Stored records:

※ ※ ※

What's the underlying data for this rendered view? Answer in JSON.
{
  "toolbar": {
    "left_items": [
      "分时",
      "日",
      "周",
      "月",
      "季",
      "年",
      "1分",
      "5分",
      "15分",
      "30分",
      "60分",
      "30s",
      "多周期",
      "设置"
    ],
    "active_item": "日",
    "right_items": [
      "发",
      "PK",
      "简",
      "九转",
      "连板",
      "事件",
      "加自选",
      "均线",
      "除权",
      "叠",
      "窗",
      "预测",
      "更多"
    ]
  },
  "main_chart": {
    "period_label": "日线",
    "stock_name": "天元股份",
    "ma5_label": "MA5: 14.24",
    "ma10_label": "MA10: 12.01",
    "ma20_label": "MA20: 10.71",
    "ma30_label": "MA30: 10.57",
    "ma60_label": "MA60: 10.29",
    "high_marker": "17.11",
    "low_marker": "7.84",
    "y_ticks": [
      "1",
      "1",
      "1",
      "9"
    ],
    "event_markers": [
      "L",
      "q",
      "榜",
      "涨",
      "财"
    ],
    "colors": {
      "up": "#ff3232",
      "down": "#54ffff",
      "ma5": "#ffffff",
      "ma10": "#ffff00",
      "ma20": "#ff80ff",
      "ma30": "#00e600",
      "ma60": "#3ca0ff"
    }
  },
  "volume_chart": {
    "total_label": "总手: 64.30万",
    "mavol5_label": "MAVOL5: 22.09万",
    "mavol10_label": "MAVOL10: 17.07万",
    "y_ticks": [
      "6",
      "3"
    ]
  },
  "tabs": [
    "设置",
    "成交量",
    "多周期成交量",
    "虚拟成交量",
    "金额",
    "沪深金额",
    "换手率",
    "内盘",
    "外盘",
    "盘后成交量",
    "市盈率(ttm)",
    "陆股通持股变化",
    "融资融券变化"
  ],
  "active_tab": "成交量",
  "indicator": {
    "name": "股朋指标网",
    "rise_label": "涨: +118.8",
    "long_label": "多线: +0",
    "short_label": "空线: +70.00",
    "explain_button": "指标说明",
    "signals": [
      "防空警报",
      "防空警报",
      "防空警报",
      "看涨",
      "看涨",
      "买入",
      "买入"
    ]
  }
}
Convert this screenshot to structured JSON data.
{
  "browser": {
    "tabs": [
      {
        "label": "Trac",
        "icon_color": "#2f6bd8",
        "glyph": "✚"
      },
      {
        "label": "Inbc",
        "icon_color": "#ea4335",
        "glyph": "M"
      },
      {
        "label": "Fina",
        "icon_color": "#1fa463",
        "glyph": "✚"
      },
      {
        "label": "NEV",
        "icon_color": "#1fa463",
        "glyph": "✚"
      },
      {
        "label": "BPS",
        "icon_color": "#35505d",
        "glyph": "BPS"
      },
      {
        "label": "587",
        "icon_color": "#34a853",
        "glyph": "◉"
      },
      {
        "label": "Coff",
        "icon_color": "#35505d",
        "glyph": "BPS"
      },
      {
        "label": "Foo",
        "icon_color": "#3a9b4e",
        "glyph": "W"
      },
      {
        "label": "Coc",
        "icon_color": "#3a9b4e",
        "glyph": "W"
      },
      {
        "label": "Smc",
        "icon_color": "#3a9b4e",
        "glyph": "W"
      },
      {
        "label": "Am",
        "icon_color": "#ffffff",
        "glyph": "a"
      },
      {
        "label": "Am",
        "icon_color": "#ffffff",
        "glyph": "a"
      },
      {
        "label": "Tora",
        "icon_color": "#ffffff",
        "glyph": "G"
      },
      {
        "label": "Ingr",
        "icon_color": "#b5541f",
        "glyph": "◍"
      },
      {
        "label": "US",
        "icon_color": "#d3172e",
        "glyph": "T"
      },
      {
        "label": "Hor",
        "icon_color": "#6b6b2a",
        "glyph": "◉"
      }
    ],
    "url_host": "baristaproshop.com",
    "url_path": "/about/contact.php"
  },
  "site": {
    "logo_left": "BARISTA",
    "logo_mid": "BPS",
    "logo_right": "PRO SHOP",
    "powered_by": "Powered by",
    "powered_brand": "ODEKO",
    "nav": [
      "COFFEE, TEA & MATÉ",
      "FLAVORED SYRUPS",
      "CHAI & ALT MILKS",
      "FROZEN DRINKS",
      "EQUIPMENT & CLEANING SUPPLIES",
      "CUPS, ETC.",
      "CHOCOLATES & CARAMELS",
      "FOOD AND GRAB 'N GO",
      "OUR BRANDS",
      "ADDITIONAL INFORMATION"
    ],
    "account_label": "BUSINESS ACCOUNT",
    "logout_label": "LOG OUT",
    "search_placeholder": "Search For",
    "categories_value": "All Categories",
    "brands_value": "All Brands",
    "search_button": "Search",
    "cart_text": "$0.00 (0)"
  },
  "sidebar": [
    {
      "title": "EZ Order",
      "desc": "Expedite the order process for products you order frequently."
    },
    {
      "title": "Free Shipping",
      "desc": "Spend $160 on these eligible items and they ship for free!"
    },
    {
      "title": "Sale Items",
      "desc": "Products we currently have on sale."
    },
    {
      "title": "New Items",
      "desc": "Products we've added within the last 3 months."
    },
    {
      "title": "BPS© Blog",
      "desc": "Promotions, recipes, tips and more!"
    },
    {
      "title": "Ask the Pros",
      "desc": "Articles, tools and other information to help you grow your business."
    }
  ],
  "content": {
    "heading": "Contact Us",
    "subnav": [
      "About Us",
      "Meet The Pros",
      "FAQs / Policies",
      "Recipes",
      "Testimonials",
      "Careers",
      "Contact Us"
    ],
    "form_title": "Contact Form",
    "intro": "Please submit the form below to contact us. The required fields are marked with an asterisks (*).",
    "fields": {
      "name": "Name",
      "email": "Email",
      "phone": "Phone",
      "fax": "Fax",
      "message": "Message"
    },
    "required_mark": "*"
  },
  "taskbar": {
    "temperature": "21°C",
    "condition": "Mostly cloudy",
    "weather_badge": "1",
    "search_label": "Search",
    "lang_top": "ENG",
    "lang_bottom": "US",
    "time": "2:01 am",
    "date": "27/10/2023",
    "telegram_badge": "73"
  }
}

※ ※ ※

» Problem statement
Note each line of the entries that has "data" in it, and copy those lines.

» Reply to the exercise
What's the underlying data for this rendered view? Answer in JSON.
Convert this screenshot to structured JSON data.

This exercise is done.